Extracts from a graphics dataset:
________________________

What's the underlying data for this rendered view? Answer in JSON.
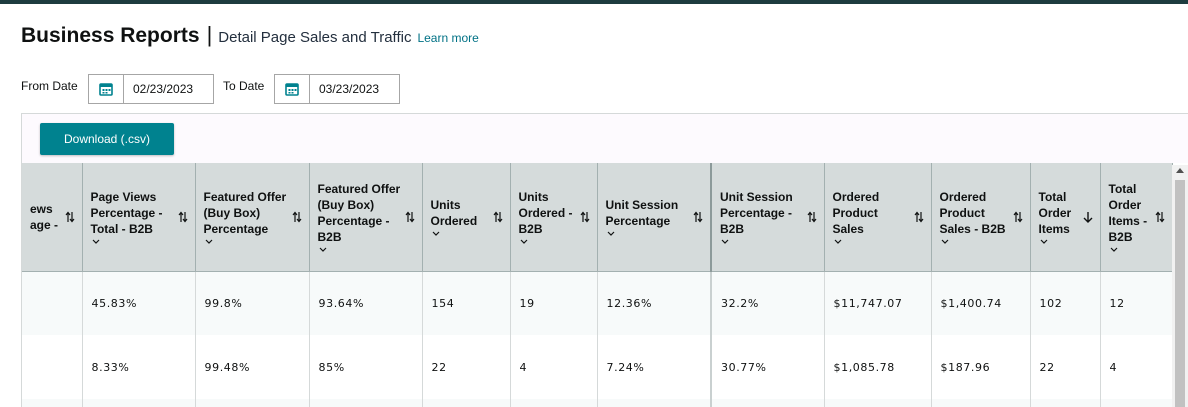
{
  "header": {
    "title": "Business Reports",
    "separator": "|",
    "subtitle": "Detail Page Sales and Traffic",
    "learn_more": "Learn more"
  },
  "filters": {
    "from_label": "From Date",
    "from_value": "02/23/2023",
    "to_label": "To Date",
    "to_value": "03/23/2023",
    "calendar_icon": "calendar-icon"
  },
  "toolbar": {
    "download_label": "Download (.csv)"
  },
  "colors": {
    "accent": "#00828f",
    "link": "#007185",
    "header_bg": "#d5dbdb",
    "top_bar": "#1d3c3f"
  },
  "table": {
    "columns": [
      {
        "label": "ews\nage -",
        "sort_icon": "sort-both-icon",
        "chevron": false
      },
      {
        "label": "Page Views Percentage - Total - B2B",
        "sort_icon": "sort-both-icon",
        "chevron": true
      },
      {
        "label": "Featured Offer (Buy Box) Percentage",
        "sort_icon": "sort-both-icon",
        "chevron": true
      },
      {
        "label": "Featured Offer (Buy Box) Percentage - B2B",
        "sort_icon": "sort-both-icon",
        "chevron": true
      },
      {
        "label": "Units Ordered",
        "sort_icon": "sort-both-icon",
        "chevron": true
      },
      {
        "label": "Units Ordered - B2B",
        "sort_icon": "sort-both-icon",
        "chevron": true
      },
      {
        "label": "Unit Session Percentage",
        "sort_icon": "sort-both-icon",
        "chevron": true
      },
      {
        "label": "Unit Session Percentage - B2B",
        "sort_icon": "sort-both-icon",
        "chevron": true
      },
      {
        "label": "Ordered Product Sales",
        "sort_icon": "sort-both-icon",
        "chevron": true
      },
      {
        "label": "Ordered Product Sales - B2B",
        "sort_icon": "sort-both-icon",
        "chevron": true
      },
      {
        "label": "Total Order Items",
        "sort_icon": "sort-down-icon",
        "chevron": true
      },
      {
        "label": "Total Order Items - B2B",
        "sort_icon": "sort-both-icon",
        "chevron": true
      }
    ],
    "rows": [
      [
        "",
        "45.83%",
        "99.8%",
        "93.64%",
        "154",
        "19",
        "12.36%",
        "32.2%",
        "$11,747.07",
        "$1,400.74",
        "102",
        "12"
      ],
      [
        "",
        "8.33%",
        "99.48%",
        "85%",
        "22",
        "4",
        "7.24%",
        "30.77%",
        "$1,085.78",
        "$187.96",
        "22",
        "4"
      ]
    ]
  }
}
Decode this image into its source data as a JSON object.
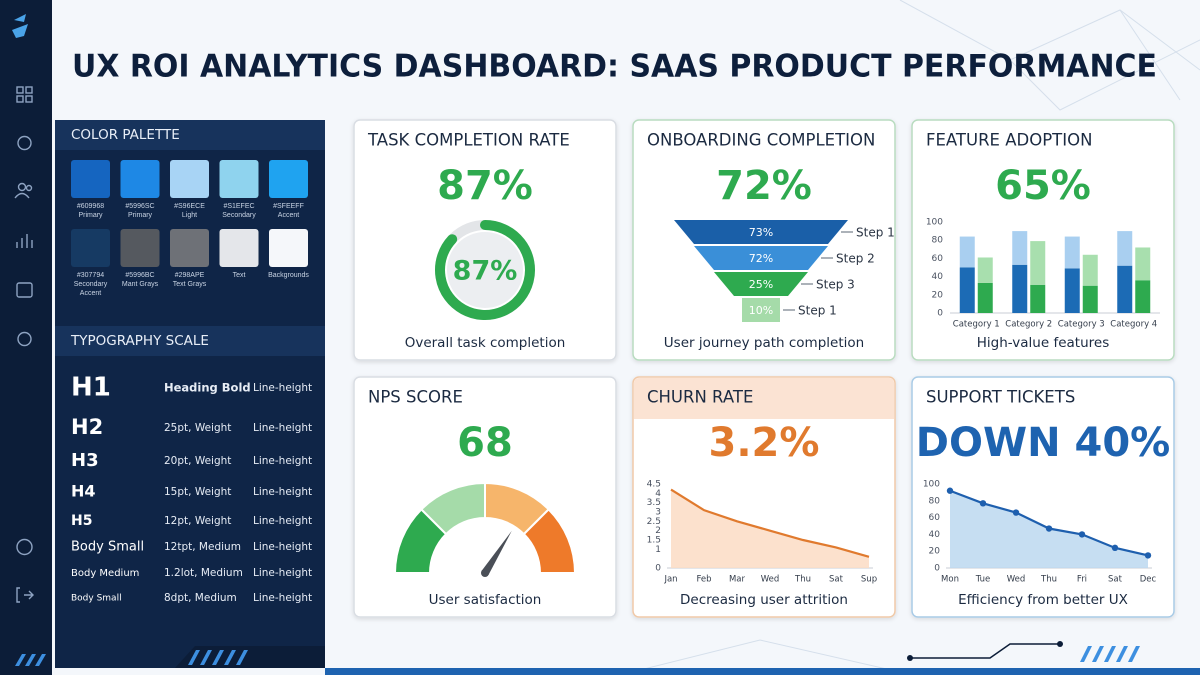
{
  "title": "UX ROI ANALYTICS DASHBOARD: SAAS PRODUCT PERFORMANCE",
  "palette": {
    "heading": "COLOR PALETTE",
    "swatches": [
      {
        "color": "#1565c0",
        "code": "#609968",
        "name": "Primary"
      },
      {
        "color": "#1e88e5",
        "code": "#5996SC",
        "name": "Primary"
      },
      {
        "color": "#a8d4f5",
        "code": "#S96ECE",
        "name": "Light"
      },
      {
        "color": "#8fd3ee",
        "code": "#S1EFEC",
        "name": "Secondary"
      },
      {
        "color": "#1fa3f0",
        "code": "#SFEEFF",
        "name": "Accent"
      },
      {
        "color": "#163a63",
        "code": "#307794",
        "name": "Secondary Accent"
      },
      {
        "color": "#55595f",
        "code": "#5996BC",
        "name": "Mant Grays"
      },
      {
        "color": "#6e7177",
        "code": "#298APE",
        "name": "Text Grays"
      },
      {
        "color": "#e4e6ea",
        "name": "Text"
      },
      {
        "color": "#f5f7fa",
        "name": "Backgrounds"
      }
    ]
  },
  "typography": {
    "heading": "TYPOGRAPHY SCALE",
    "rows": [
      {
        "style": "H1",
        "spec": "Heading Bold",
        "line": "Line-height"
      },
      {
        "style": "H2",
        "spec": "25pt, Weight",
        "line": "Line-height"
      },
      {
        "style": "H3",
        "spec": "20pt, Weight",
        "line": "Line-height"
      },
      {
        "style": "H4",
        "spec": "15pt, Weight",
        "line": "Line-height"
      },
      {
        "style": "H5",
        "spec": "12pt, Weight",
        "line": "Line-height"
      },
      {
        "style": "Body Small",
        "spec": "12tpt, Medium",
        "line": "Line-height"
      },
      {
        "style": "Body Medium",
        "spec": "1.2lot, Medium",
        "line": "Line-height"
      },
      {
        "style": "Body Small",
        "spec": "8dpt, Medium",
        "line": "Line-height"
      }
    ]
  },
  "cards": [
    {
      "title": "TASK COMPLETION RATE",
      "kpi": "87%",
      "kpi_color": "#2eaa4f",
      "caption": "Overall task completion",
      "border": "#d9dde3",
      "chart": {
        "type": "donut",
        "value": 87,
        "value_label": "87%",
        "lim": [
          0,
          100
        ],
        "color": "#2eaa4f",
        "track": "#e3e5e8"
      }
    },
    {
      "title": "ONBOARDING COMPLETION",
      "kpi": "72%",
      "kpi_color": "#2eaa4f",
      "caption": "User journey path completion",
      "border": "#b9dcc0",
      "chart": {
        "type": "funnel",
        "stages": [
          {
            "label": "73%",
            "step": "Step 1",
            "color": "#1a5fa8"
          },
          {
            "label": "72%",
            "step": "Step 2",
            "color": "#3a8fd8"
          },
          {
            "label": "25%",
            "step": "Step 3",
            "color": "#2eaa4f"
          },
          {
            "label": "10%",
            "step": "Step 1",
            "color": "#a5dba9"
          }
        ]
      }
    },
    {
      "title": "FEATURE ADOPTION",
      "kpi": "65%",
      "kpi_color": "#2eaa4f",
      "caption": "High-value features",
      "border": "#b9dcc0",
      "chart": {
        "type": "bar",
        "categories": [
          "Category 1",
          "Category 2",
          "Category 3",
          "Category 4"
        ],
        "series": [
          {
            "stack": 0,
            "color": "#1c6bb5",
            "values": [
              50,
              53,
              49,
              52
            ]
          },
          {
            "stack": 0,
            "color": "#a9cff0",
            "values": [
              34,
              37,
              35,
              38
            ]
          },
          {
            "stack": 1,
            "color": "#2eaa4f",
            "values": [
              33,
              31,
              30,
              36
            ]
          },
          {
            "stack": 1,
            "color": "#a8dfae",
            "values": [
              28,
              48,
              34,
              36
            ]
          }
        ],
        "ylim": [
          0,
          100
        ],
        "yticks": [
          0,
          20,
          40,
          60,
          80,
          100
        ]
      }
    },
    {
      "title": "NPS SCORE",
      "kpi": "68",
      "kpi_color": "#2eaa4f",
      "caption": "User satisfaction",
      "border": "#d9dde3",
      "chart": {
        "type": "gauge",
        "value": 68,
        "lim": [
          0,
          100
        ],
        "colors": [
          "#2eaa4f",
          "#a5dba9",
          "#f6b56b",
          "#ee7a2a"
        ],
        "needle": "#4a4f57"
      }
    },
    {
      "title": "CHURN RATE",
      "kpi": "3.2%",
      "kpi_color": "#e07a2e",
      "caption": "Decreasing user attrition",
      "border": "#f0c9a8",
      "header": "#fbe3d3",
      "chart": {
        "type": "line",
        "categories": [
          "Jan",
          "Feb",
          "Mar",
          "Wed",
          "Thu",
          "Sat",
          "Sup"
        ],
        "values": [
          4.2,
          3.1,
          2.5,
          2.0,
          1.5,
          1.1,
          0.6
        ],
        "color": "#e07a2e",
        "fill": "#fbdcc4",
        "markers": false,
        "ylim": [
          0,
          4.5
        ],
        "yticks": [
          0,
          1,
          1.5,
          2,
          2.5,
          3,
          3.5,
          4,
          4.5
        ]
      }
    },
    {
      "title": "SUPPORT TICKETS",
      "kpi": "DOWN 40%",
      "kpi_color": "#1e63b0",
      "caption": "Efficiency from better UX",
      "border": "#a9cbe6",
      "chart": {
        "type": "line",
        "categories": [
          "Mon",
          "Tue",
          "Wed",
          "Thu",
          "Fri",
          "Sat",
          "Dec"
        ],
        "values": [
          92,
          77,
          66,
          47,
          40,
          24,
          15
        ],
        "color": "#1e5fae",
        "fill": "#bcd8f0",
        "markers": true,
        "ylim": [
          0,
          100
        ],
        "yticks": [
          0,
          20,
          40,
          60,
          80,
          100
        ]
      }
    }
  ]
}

________________________

WHAT IS REQUIRED: Every line in the data that holds "Units" should be copied out.

THE SOLUTION:
        "label": "Units Ordered",
        "label": "Units Ordered - B2B",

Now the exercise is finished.